**Set problem:** Each line that holds the word "sera" should be returned.

[Dataset items]
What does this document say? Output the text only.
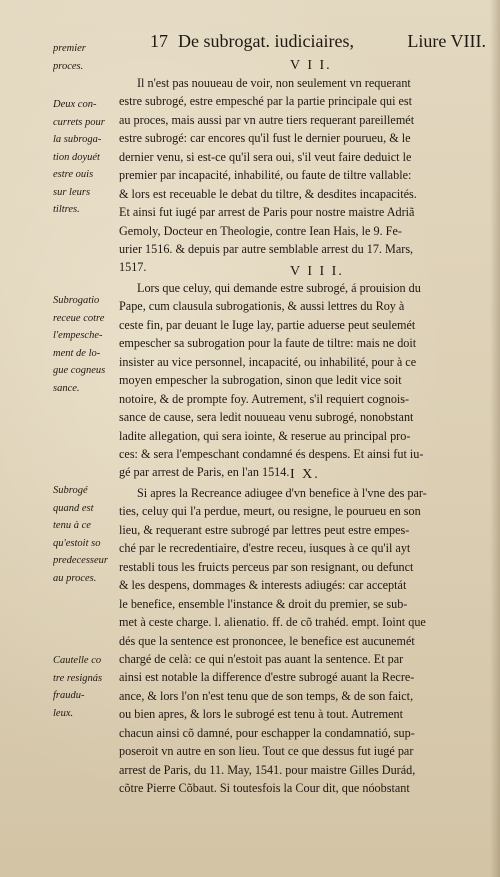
17 De subrogat. iudiciaires,	Liure VIII.
premier
proces.	V I I.
Deux con-
currets pour
la subroga-
tion doyuét
estre ouis
sur leurs
tiltres.
Il n'est pas nouueau de voir, non seulement vn requerant
estre subrogé, estre empesché par la partie principale qui est
au proces, mais aussi par vn autre tiers requerant pareillemét
estre subrogé: car encores qu'il fust le dernier pourueu, & le
dernier venu, si est-ce qu'il sera oui, s'il veut faire deduict le
premier par incapacité, inhabilité, ou faute de tiltre vallable:
& lors est receuable le debat du tiltre, & desdites incapacités.
Et ainsi fut iugé par arrest de Paris pour nostre maistre Adriã
Gemoly, Docteur en Theologie, contre Iean Hais, le 9. Fe-
urier 1516. & depuis par autre semblable arrest du 17. Mars,
1517.	V I I I.
Subrogatio
receue cotre
l'empesche-
ment de lo-
gue cogneus
sance.
Lors que celuy, qui demande estre subrogé, á prouision du
Pape, cum clausula subrogationis, & aussi lettres du Roy à
ceste fin, par deuant le Iuge lay, partie aduerse peut seulemét
empescher sa subrogation pour la faute de tiltre: mais ne doit
insister au vice personnel, incapacité, ou inhabilité, pour à ce
moyen empescher la subrogation, sinon que ledit vice soit
notoire, & de prompte foy. Autrement, s'il requiert cognois-
sance de cause, sera ledit nouueau venu subrogé, nonobstant
ladite allegation, qui sera iointe, & reserue au principal pro-
ces: & sera l'empeschant condamné és despens. Et ainsi fut iu-
gé par arrest de Paris, en l'an 1514. I X.
Subrogé
quand est
tenu à ce
qu'estoit so
predecesseur
au proces.
Cautelle co
tre resignás
fraudu-
leux.
Si apres la Recreance adiugee d'vn benefice à l'vne des par-
ties, celuy qui l'a perdue, meurt, ou resigne, le pourueu en son
lieu, & requerant estre subrogé par lettres peut estre empes-
ché par le recredentiaire, d'estre receu, iusques à ce qu'il ayt
restabli tous les fruicts perceus par son resignant, ou defunct
& les despens, dommages & interests adiugés: car acceptát
le benefice, ensemble l'instance & droit du premier, se sub-
met à ceste charge. l. alienatio. ff. de cõ trahéd. empt. Ioint que
dés que la sentence est prononcee, le benefice est aucunemét
chargé de celà: ce qui n'estoit pas auant la sentence. Et par
ainsi est notable la difference d'estre subrogé auant la Recre-
ance, & lors l'on n'est tenu que de son temps, & de son faict,
ou bien apres, & lors le subrogé est tenu à tout. Autrement
chacun ainsi cõ damné, pour eschapper la condamnatió, sup-
poseroit vn autre en son lieu. Tout ce que dessus fut iugé par
arrest de Paris, du 11. May, 1541. pour maistre Gilles Durád,
cõtre Pierre Cõbaut. Si toutesfois la Cour dit, que nóobstant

**Complete response:**
dernier venu, si est-ce qu'il sera oui, s'il veut faire deduict le
sance de cause, sera ledit nouueau venu subrogé, nonobstant
ladite allegation, qui sera iointe, & reserue au principal pro-
ces: & sera l'empeschant condamné és despens. Et ainsi fut iu-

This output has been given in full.